Goal: Each entry below is to be given again word for word, with no pictures.

Task inputs:
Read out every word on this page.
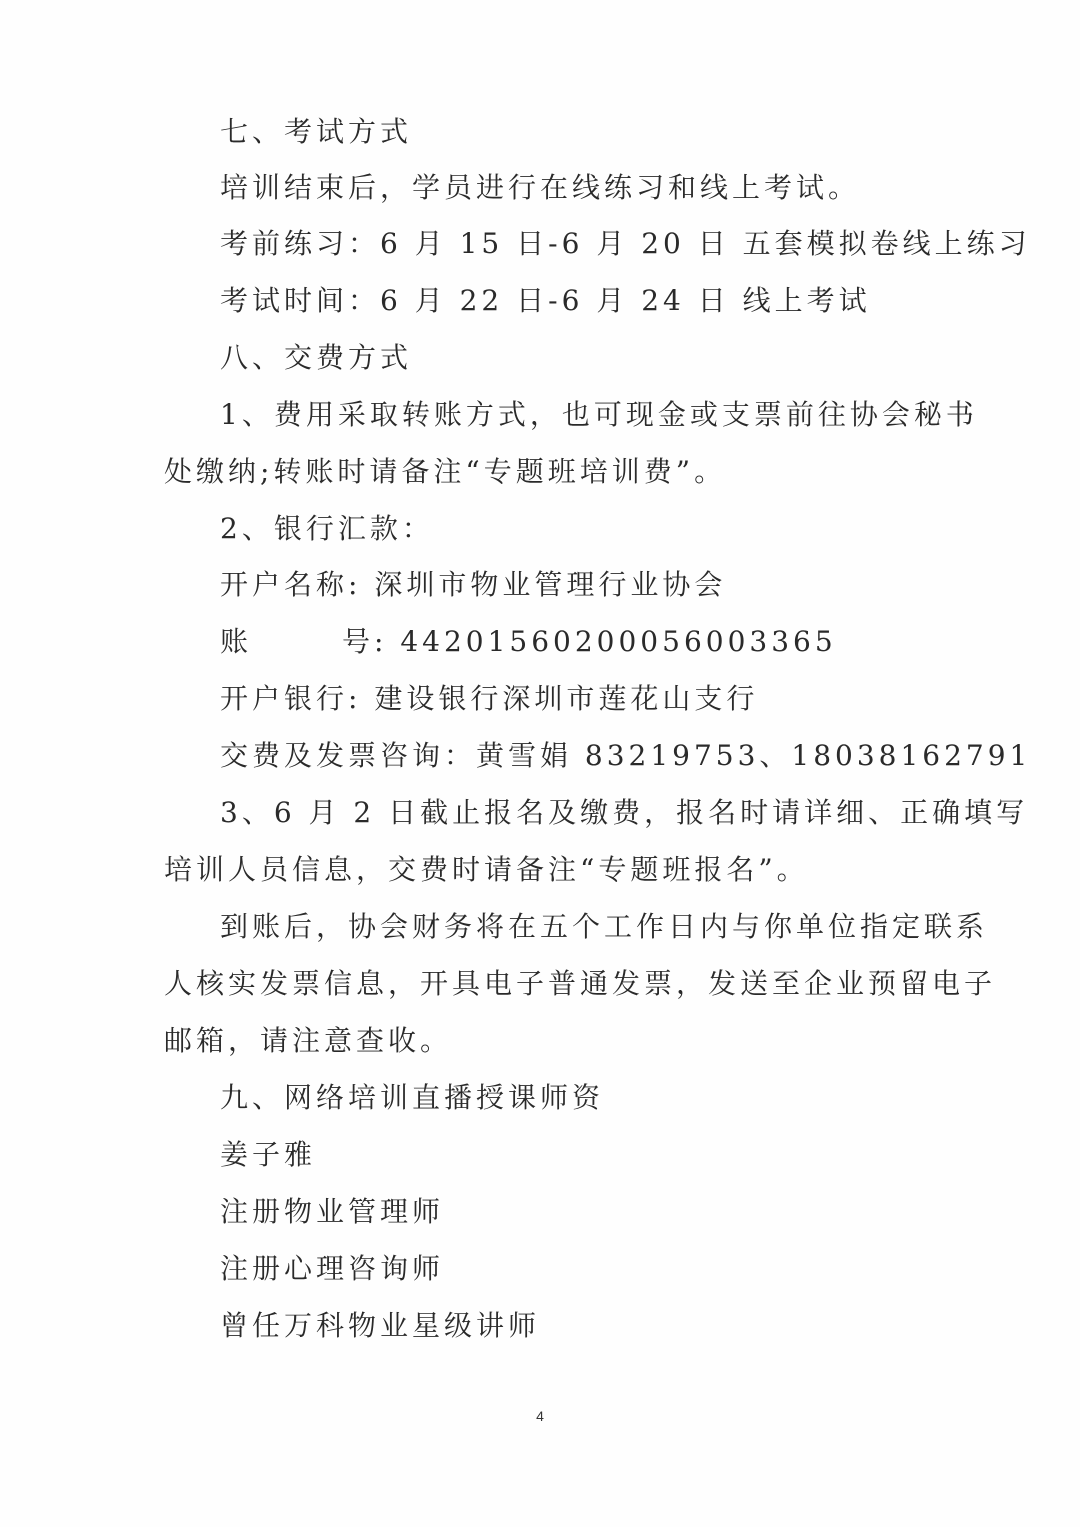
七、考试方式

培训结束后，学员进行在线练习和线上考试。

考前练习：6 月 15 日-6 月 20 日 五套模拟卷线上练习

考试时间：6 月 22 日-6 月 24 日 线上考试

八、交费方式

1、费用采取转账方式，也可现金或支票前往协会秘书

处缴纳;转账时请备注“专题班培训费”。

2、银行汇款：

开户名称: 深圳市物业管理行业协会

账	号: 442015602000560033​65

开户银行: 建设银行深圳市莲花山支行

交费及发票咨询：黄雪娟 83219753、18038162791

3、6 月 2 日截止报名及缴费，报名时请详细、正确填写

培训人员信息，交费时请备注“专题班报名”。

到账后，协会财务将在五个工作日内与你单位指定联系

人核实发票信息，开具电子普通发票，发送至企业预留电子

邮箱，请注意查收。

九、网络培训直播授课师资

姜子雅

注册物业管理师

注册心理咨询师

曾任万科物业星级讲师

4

Answer to the exercise:
Read out every word on this page.
七、考试方式

培训结束后，学员进行在线练习和线上考试。

考前练习：6 月 15 日-6 月 20 日 五套模拟卷线上练习

考试时间：6 月 22 日-6 月 24 日 线上考试

八、交费方式

1、费用采取转账方式，也可现金或支票前往协会秘书

处缴纳;转账时请备注“专题班培训费”。

2、银行汇款：

开户名称: 深圳市物业管理行业协会

账	号: 442015602000560033​65

开户银行: 建设银行深圳市莲花山支行

交费及发票咨询：黄雪娟 83219753、18038162791

3、6 月 2 日截止报名及缴费，报名时请详细、正确填写

培训人员信息，交费时请备注“专题班报名”。

到账后，协会财务将在五个工作日内与你单位指定联系

人核实发票信息，开具电子普通发票，发送至企业预留电子

邮箱，请注意查收。

九、网络培训直播授课师资

姜子雅

注册物业管理师

注册心理咨询师

曾任万科物业星级讲师

4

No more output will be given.